→ TASK PROMPT
Write out all the entries word for word, but skip any images.

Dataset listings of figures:
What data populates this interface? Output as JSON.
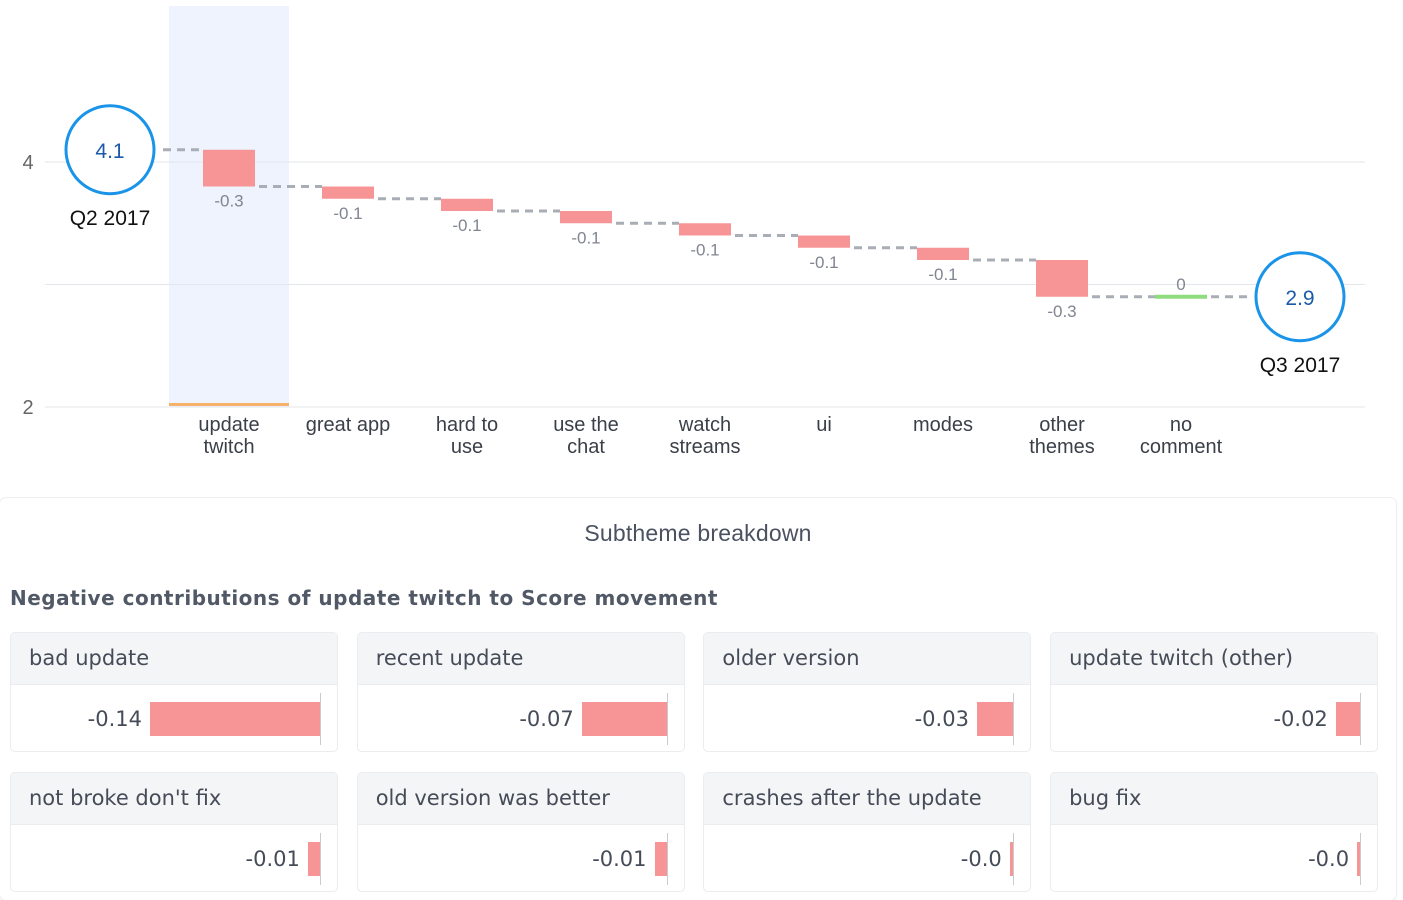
{
  "chart_data": {
    "type": "waterfall",
    "start": {
      "label": "Q2 2017",
      "value": 4.1,
      "display": "4.1"
    },
    "end": {
      "label": "Q3 2017",
      "value": 2.9,
      "display": "2.9"
    },
    "steps": [
      {
        "label": [
          "update",
          "twitch"
        ],
        "delta": -0.3,
        "display": "-0.3",
        "highlighted": true
      },
      {
        "label": [
          "great app"
        ],
        "delta": -0.1,
        "display": "-0.1"
      },
      {
        "label": [
          "hard to",
          "use"
        ],
        "delta": -0.1,
        "display": "-0.1"
      },
      {
        "label": [
          "use the",
          "chat"
        ],
        "delta": -0.1,
        "display": "-0.1"
      },
      {
        "label": [
          "watch",
          "streams"
        ],
        "delta": -0.1,
        "display": "-0.1"
      },
      {
        "label": [
          "ui"
        ],
        "delta": -0.1,
        "display": "-0.1"
      },
      {
        "label": [
          "modes"
        ],
        "delta": -0.1,
        "display": "-0.1"
      },
      {
        "label": [
          "other",
          "themes"
        ],
        "delta": -0.3,
        "display": "-0.3"
      },
      {
        "label": [
          "no",
          "comment"
        ],
        "delta": 0,
        "display": "0"
      }
    ],
    "y_ticks": [
      {
        "value": 4,
        "label": "4"
      },
      {
        "value": 3,
        "label": ""
      },
      {
        "value": 2,
        "label": "2"
      }
    ],
    "ylim": [
      2,
      4.5
    ],
    "grid": true,
    "colors": {
      "negative": "#f79596",
      "positive": "#8fdc7f",
      "circle": "#1a94e8",
      "circle_text": "#1b5aa8",
      "highlight": "#eef3fe",
      "highlight_base": "#f6b26b"
    }
  },
  "breakdown": {
    "title": "Subtheme breakdown",
    "subtitle": "Negative contributions of update twitch to Score movement",
    "items": [
      {
        "label": "bad update",
        "value": -0.14,
        "display": "-0.14"
      },
      {
        "label": "recent update",
        "value": -0.07,
        "display": "-0.07"
      },
      {
        "label": "older version",
        "value": -0.03,
        "display": "-0.03"
      },
      {
        "label": "update twitch (other)",
        "value": -0.02,
        "display": "-0.02"
      },
      {
        "label": "not broke don't fix",
        "value": -0.01,
        "display": "-0.01"
      },
      {
        "label": "old version was better",
        "value": -0.01,
        "display": "-0.01"
      },
      {
        "label": "crashes after the update",
        "value": -0.003,
        "display": "-0.0"
      },
      {
        "label": "bug fix",
        "value": -0.002,
        "display": "-0.0"
      }
    ]
  }
}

→ WRITTEN RESPONSE
What data populates this interface? Output as JSON.
{
  "chart_data": {
    "type": "waterfall",
    "start": {
      "label": "Q2 2017",
      "value": 4.1,
      "display": "4.1"
    },
    "end": {
      "label": "Q3 2017",
      "value": 2.9,
      "display": "2.9"
    },
    "steps": [
      {
        "label": [
          "update",
          "twitch"
        ],
        "delta": -0.3,
        "display": "-0.3",
        "highlighted": true
      },
      {
        "label": [
          "great app"
        ],
        "delta": -0.1,
        "display": "-0.1"
      },
      {
        "label": [
          "hard to",
          "use"
        ],
        "delta": -0.1,
        "display": "-0.1"
      },
      {
        "label": [
          "use the",
          "chat"
        ],
        "delta": -0.1,
        "display": "-0.1"
      },
      {
        "label": [
          "watch",
          "streams"
        ],
        "delta": -0.1,
        "display": "-0.1"
      },
      {
        "label": [
          "ui"
        ],
        "delta": -0.1,
        "display": "-0.1"
      },
      {
        "label": [
          "modes"
        ],
        "delta": -0.1,
        "display": "-0.1"
      },
      {
        "label": [
          "other",
          "themes"
        ],
        "delta": -0.3,
        "display": "-0.3"
      },
      {
        "label": [
          "no",
          "comment"
        ],
        "delta": 0,
        "display": "0"
      }
    ],
    "y_ticks": [
      {
        "value": 4,
        "label": "4"
      },
      {
        "value": 3,
        "label": ""
      },
      {
        "value": 2,
        "label": "2"
      }
    ],
    "ylim": [
      2,
      4.5
    ],
    "grid": true,
    "colors": {
      "negative": "#f79596",
      "positive": "#8fdc7f",
      "circle": "#1a94e8",
      "circle_text": "#1b5aa8",
      "highlight": "#eef3fe",
      "highlight_base": "#f6b26b"
    }
  },
  "breakdown": {
    "title": "Subtheme breakdown",
    "subtitle": "Negative contributions of update twitch to Score movement",
    "items": [
      {
        "label": "bad update",
        "value": -0.14,
        "display": "-0.14"
      },
      {
        "label": "recent update",
        "value": -0.07,
        "display": "-0.07"
      },
      {
        "label": "older version",
        "value": -0.03,
        "display": "-0.03"
      },
      {
        "label": "update twitch (other)",
        "value": -0.02,
        "display": "-0.02"
      },
      {
        "label": "not broke don't fix",
        "value": -0.01,
        "display": "-0.01"
      },
      {
        "label": "old version was better",
        "value": -0.01,
        "display": "-0.01"
      },
      {
        "label": "crashes after the update",
        "value": -0.003,
        "display": "-0.0"
      },
      {
        "label": "bug fix",
        "value": -0.002,
        "display": "-0.0"
      }
    ]
  }
}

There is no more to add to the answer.